# Start of Dataset extract

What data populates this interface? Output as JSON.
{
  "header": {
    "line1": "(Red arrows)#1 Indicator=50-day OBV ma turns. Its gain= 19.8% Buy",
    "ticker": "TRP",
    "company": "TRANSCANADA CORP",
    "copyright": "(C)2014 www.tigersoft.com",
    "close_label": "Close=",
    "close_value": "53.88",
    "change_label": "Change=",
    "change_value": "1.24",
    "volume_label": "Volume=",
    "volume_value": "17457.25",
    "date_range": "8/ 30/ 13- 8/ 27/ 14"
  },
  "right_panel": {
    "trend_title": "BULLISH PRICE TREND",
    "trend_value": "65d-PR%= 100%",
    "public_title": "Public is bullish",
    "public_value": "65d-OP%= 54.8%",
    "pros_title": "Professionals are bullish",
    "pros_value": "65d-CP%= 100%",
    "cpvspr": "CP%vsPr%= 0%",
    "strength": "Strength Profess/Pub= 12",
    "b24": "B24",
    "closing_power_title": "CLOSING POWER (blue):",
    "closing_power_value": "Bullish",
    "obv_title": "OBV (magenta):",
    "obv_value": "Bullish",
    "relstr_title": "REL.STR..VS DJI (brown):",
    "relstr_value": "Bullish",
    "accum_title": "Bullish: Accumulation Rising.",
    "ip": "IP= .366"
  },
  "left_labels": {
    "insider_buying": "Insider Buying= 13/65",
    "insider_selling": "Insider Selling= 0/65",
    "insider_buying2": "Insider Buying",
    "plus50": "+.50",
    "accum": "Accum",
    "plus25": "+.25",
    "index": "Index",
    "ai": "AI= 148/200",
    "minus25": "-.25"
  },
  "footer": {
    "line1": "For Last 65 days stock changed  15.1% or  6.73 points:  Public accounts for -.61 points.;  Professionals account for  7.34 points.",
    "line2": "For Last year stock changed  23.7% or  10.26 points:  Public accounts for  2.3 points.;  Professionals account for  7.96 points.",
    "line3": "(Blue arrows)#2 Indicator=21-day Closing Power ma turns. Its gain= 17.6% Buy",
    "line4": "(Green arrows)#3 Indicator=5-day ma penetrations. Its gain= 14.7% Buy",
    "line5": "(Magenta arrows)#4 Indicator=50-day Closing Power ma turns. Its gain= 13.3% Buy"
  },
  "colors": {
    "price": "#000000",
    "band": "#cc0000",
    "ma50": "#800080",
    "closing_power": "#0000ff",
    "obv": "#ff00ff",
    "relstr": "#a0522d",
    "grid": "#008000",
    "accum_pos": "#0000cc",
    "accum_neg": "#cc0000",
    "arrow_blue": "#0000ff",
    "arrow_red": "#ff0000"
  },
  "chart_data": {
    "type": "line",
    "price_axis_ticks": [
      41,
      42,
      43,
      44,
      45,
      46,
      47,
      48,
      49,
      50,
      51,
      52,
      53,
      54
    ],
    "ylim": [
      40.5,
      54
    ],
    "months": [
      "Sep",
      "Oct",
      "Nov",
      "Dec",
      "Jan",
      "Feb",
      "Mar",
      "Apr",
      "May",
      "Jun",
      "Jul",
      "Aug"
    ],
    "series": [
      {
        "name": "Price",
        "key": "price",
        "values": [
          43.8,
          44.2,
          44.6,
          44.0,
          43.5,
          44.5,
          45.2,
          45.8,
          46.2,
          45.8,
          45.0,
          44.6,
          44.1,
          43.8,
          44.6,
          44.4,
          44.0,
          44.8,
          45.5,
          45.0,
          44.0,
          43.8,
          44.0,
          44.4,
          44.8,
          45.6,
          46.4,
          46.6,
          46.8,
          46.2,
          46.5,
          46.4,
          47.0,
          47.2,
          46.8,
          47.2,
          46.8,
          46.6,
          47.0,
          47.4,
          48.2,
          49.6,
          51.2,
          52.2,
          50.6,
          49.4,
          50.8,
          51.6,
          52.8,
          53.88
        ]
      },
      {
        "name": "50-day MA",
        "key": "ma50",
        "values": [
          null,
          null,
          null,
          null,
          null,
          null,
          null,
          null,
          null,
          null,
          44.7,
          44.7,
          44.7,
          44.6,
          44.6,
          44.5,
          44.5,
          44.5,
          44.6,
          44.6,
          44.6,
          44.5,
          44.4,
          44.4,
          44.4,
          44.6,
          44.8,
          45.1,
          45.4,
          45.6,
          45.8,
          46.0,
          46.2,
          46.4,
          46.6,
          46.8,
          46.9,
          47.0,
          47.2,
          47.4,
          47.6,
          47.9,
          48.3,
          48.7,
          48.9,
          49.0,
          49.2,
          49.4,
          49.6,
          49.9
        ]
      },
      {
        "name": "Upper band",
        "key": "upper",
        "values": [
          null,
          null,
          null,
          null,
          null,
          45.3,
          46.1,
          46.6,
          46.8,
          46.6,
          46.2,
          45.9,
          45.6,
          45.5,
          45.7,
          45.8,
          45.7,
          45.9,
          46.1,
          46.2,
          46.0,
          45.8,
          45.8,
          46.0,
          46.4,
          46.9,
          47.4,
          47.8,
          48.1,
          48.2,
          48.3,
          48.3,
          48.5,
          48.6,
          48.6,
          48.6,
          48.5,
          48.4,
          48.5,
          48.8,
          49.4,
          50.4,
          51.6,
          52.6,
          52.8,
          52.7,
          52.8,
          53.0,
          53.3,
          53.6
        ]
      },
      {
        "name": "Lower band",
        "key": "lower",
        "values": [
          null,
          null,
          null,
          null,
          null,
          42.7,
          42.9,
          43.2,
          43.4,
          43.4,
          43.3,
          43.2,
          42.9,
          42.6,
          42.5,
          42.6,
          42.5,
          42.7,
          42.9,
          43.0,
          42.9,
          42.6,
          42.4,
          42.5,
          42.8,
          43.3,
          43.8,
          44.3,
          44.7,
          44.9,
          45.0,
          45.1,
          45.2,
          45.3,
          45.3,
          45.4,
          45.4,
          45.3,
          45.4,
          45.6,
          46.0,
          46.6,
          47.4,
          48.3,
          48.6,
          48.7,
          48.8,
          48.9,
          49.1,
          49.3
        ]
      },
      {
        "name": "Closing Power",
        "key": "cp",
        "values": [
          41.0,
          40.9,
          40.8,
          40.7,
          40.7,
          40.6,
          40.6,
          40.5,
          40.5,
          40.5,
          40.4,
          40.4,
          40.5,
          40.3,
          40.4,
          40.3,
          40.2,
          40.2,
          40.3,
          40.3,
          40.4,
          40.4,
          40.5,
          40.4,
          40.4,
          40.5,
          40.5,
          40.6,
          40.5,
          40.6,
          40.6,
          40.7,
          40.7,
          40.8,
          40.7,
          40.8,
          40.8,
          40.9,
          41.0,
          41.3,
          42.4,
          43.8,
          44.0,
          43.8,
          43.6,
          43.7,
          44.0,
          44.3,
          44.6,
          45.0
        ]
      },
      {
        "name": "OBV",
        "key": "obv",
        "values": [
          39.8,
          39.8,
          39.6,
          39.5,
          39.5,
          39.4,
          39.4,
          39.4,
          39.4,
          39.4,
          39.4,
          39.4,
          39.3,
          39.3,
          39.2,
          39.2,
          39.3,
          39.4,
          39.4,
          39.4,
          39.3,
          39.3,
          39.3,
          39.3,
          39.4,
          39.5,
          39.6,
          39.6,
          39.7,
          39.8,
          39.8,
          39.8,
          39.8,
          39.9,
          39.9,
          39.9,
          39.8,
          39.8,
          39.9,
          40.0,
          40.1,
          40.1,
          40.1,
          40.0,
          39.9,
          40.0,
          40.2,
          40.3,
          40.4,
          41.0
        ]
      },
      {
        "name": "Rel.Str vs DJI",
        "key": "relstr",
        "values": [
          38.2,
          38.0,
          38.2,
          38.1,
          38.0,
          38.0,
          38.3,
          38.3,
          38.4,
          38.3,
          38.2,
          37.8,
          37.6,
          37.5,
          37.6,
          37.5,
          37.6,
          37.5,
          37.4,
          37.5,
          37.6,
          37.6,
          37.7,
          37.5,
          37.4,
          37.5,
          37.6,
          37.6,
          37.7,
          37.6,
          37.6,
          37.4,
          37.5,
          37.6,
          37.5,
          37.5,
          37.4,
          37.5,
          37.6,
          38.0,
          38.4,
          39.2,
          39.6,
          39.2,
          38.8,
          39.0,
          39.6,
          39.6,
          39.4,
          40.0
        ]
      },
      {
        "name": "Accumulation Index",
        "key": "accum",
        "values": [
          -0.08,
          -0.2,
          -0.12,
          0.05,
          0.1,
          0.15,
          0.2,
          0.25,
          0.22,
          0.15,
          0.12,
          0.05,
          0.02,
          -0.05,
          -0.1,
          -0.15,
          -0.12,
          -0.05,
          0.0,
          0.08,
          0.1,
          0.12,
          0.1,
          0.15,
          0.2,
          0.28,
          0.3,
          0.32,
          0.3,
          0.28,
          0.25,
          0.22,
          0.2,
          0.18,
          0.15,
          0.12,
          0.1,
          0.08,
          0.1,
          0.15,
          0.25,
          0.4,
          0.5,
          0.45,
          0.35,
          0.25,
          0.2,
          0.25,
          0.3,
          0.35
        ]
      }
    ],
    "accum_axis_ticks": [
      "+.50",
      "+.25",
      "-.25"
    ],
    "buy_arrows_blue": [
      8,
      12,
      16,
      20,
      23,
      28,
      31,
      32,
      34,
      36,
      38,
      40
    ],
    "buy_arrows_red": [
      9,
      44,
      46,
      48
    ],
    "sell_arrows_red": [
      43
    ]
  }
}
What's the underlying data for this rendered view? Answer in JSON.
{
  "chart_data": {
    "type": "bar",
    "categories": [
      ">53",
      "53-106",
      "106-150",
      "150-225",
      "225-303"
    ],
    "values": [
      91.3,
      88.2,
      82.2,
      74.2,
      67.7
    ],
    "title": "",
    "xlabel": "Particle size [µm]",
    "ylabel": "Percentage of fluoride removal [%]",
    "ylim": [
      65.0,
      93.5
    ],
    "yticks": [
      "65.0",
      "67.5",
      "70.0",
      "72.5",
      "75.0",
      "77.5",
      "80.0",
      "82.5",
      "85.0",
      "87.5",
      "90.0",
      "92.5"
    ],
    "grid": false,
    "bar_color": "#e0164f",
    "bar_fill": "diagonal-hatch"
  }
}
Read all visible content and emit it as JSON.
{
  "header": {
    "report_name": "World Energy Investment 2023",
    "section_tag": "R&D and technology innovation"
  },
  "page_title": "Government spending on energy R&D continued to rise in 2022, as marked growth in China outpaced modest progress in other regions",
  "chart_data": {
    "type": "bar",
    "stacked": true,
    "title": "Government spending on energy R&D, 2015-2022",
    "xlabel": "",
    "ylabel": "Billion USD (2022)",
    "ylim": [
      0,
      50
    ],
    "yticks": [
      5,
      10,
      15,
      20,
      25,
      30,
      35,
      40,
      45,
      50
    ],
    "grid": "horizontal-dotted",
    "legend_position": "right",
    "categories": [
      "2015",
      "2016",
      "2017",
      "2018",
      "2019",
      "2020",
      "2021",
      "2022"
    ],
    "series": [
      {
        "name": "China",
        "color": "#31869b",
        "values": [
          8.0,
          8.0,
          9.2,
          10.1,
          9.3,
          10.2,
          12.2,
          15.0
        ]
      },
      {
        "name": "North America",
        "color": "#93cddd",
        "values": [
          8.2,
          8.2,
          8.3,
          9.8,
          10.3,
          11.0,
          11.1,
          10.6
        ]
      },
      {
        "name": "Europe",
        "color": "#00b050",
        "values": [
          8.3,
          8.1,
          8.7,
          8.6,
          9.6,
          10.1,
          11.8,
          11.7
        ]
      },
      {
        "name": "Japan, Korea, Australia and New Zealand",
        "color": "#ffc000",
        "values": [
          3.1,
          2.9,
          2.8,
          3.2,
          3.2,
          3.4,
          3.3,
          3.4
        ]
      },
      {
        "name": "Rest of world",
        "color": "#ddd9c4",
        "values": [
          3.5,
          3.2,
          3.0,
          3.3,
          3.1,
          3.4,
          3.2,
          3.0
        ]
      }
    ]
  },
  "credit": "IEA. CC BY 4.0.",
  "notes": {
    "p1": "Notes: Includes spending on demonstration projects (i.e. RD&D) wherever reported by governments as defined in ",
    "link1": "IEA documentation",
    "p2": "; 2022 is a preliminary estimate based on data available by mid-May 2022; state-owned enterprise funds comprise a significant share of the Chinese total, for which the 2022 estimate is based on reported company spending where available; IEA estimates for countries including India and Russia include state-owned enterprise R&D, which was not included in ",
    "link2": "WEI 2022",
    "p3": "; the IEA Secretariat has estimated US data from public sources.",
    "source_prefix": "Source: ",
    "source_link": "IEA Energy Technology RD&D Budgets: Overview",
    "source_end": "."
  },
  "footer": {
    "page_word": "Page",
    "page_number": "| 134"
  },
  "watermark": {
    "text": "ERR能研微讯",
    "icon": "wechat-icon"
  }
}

# End of Dataset extract

● Exercise details:
For the data above, state only how many lines include the word "accounts".

● Answer to this task:
2